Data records
-=-=-

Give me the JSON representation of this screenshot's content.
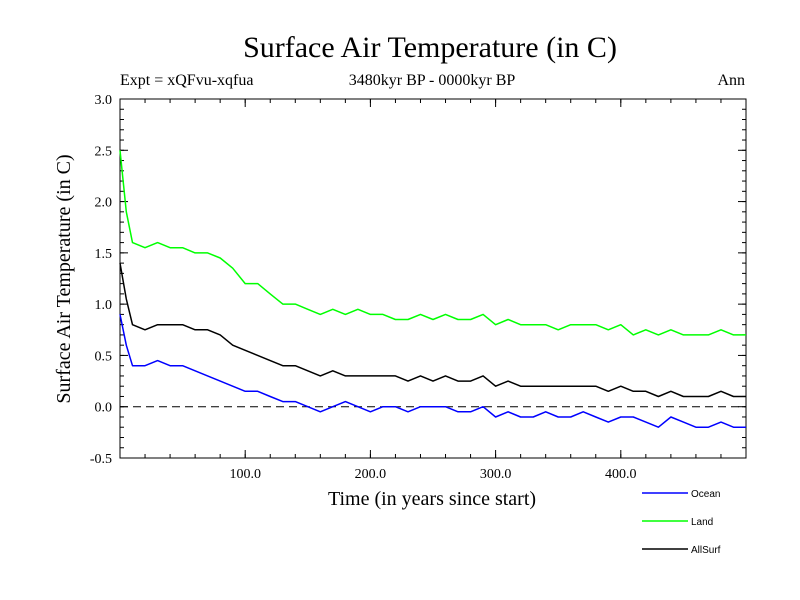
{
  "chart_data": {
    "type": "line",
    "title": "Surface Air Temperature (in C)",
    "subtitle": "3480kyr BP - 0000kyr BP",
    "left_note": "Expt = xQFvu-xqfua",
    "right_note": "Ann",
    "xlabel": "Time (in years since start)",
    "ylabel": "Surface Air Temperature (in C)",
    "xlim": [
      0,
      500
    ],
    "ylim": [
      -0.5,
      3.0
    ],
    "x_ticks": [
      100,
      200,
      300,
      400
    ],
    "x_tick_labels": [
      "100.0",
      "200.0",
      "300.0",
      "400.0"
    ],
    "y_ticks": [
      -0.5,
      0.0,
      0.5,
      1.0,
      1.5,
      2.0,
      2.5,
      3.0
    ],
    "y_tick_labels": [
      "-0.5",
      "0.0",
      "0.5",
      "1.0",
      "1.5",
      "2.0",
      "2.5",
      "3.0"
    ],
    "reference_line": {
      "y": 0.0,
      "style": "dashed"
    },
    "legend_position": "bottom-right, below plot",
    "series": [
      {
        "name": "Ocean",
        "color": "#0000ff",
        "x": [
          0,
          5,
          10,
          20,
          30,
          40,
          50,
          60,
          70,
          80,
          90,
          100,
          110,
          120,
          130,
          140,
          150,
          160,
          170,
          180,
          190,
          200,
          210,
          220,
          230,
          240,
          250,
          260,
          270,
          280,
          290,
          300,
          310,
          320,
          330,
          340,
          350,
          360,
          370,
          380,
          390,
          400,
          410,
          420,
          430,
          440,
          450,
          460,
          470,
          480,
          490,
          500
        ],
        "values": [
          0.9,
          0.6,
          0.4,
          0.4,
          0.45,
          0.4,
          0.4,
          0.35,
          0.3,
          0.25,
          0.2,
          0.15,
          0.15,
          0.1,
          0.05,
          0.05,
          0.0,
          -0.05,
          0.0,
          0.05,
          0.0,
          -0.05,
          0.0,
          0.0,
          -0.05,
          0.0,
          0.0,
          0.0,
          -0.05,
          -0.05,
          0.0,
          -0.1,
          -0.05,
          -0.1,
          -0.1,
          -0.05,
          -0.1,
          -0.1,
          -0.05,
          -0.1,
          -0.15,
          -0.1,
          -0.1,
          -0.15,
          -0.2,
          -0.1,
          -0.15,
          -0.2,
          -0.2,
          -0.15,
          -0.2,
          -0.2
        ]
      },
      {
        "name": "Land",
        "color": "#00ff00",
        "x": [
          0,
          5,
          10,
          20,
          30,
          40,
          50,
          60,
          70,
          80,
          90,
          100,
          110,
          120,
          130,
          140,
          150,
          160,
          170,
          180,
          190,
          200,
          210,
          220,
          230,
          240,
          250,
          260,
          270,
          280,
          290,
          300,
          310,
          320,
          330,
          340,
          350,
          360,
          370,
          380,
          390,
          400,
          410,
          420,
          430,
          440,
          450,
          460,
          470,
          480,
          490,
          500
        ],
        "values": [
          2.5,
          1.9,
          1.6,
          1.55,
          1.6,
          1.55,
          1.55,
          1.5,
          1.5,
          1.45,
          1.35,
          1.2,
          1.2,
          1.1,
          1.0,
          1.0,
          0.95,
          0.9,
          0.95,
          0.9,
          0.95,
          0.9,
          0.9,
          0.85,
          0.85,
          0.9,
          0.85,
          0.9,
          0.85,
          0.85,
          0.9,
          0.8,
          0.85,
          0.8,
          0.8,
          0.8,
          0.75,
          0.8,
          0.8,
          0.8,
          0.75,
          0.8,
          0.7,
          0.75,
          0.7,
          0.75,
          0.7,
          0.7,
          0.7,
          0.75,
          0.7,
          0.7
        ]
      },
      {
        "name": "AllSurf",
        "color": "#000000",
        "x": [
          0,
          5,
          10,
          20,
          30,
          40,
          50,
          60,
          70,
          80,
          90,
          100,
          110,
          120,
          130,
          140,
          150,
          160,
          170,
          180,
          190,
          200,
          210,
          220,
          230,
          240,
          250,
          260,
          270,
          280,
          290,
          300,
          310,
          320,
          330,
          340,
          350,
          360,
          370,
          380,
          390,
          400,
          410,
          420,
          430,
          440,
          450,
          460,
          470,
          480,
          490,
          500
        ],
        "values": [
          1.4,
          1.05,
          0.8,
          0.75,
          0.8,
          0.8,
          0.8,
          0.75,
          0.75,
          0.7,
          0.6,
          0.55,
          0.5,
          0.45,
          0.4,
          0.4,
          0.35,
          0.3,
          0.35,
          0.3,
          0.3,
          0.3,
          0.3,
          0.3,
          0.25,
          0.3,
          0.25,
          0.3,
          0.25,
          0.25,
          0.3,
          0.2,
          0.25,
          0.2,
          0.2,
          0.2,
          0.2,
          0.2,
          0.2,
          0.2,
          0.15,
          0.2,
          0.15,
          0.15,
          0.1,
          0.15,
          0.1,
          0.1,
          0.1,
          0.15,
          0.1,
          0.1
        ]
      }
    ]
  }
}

-=-=-

TASK TO CARRY OUT:
Which lines contain "color"? Show each of them.

RESULT:
        "color": "#0000ff",
        "color": "#00ff00",
        "color": "#000000",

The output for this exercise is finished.